## Set exercise A
In the fishing lure thread, how long is the paddle tail with the single hook?
## Set exercise B
Pick up the fishing lure thread after its final post, written as the next reply in the same forum style.

## Text segment
(begin)

Come on guys keep this thread going,heres a few more. The 2 on the bottom right are broken back topwaters.The bag of plastics are Paul Brown's also.The paddle tail with the single hook is about 3 inches long and pearl chartreuse back.The plastic under the bag of plastics is just a wedge tail without a hook.


----------



## Smackdaddy53

Very nice! Single hook? What didnt he make?


-mac-


----------



## blackmagic

Smackdaddy53 said:


> Very nice! Single hook? What didnt he make?
> 
> -mac-


 You tell me!:wink:


----------



## Muddskipper

Muddskipper said:


> Here are a few proto-types that I got from an old fishing guide
> 
> I collect bingo's, humps, and grass shrimp, and might be intrested in trading if anyone is intrested.


texpescador made me a trade on a lot of King Bingo's in boxes that I had to make ....

I no longer have any of the above Corky's ... thanks Rick:mpd:


----------



## Bingo baits

Original Super Corky!


----------



## Smackdaddy53

Sweet bro! Whats the bubble on the back?


-mac-


----------



## Duck

Looks like the rattle.


----------



## WRECKER

*Corkys*

Not rare but always enjoyed visiting with Mr. Brown at his house. I probably bought too many just to have an excuse to go sit and chat with him.


----------



## Aggieangler

i have some pics i need to upload. Mr. Brown is a great man. It was an honor to meet him and spend cash at his shop.

(end)

## Records shown
(begin)

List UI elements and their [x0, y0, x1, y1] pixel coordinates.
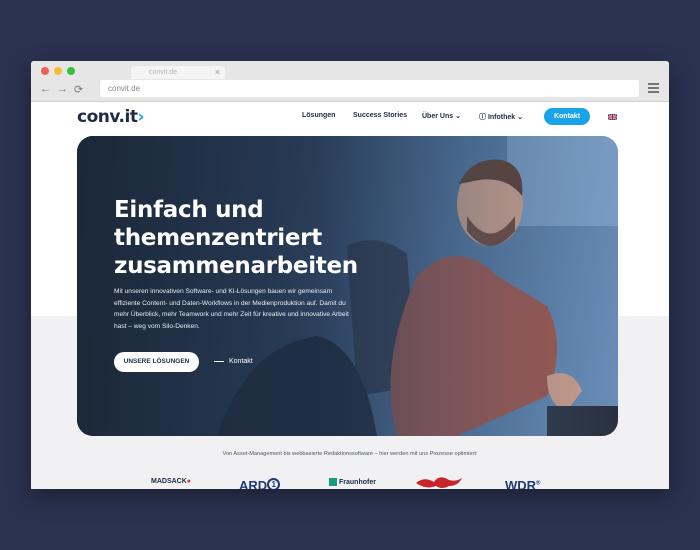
- logo-text: conv.it: [77, 107, 138, 127]
- forward-icon[interactable]: →: [57, 83, 68, 96]
- madsack-mark-icon: ●: [186, 478, 192, 485]
- nav-label: Über Uns: [422, 113, 454, 120]
- info-icon: ⓘ: [479, 114, 486, 121]
- fraunhofer-mark-icon: [329, 478, 337, 486]
- hamburger-menu-icon[interactable]: [648, 83, 659, 95]
- back-icon[interactable]: ←: [40, 83, 51, 96]
- ard-logo[interactable]: ARD 1: [239, 478, 281, 489]
- ard-one-icon: 1: [267, 478, 281, 489]
- wdr-logo-text: WDR: [505, 478, 537, 489]
- browser-window: convit.de × ← → ⟳ convit.de conv.it› Lös…: [31, 61, 669, 489]
- contact-button[interactable]: Kontakt: [544, 108, 590, 125]
- fraunhofer-logo[interactable]: Fraunhofer: [329, 478, 376, 486]
- logo-arrow-icon: ›: [137, 107, 144, 127]
- webpage: conv.it› Lösungen Success Stories Über U…: [31, 102, 669, 489]
- fraunhofer-logo-text: Fraunhofer: [339, 478, 376, 486]
- browser-tab[interactable]: convit.de ×: [131, 66, 225, 79]
- wdr-logo[interactable]: WDR®: [505, 478, 540, 489]
- tab-title: convit.de: [149, 69, 178, 76]
- uk-flag-icon[interactable]: [608, 114, 617, 120]
- window-controls: [41, 67, 75, 75]
- address-bar[interactable]: convit.de: [100, 80, 639, 97]
- contact-link-label: Kontakt: [229, 358, 253, 365]
- contact-link[interactable]: Kontakt: [214, 358, 253, 365]
- nav-item-loesungen[interactable]: Lösungen: [302, 112, 335, 119]
- wdr-registered-icon: ®: [536, 480, 541, 487]
- madsack-logo-text: MADSACK: [151, 478, 187, 485]
- red-bird-logo[interactable]: [414, 474, 464, 489]
- close-window-button[interactable]: [41, 67, 49, 75]
- nav-item-ueber-uns[interactable]: Über Uns ⌄: [422, 112, 461, 120]
- maximize-window-button[interactable]: [67, 67, 75, 75]
- nav-item-success-stories[interactable]: Success Stories: [353, 112, 407, 119]
- browser-chrome: convit.de × ← → ⟳ convit.de: [31, 61, 669, 102]
- ard-logo-text: ARD: [239, 478, 268, 489]
- hero-title: Einfach und themenzentriert zusammenarbe…: [114, 197, 358, 279]
- reload-icon[interactable]: ⟳: [74, 83, 83, 96]
- site-header: conv.it› Lösungen Success Stories Über U…: [31, 102, 669, 132]
- hero-description: Mit unseren innovativen Software- und KI…: [114, 288, 349, 330]
- minimize-window-button[interactable]: [54, 67, 62, 75]
- link-line-decoration: [214, 360, 224, 362]
- madsack-logo[interactable]: MADSACK●: [151, 478, 191, 485]
- browser-nav-buttons: ← → ⟳: [40, 83, 83, 96]
- chevron-down-icon: ⌄: [455, 113, 461, 120]
- tab-close-icon[interactable]: ×: [215, 67, 220, 77]
- our-solutions-button[interactable]: UNSERE LÖSUNGEN: [114, 352, 199, 372]
- nav-item-infothek[interactable]: ⓘ Infothek ⌄: [479, 112, 523, 122]
- chevron-down-icon: ⌄: [517, 114, 524, 121]
- client-logos-caption: Von Asset-Management bis webbasierte Red…: [222, 451, 478, 457]
- site-logo[interactable]: conv.it›: [77, 107, 144, 127]
- nav-label: Infothek: [487, 114, 516, 121]
- hero-banner: Einfach und themenzentriert zusammenarbe…: [77, 136, 618, 436]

(end)

## Output A
It is about 3 inches long.

## Output B
----------



## blackmagic

Bumping an older one, but a good one!


----------



## Fishin' Soldier

WRECKER said:


> I probably bought too many just to have an excuse to go sit and chat with him.


I never had a chance to meet him. Im sure the stories were awesome.

Sent from my DROIDX using Tapatalk 2


----------



## shalor57

Every time I go pass the turn off to his house I get a little nostalgic thinking about the days during med school when we would drive down there and buy a few lures and listen to Paul's stories. Looking at all those pics on the wall of gator trout was pretty inspiring. Paul always had something new he was working on...man I wish he was still there!! Sometimes when I open a new corky I take a good sniff to remind me of the smell of cooking plastic in Paul's garage.


----------



## Ox Eye

I have a lure in my "antique" collection that I've labeled a PB Corky. But, in looking at the pictures in this thread, I don't see any with the same color pattern (red head w/white tail). It makes me wonder if maybe I have an old Storm lure. Did Mr. Brown ever use that color pattern. It was a common color pattern for many different kinds of old lures that I have.


----------



## blackmagic

Ox Eye said:


> I have a lure in my "antique" collection that I've labeled a PB Corky. But, in looking at the pictures in this thread, I don't see any with the same color pattern (red head w/white tail). It makes me wonder if maybe I have an old Storm lure. Did Mr. Brown ever use that color pattern. It was a common color pattern for many different kinds of old lures that I have.


 Does it look like this? Post a picture of it if you can.


----------



## Ox Eye

blackmagic said:


> Does it look like this? Post a picture of it if you can.


The color divide is right at the front hook ring. And, it doesn't have the solid plastic tail section. It looks like this with the red/white colors.

Sorry, I don't have the tech savey to post pics.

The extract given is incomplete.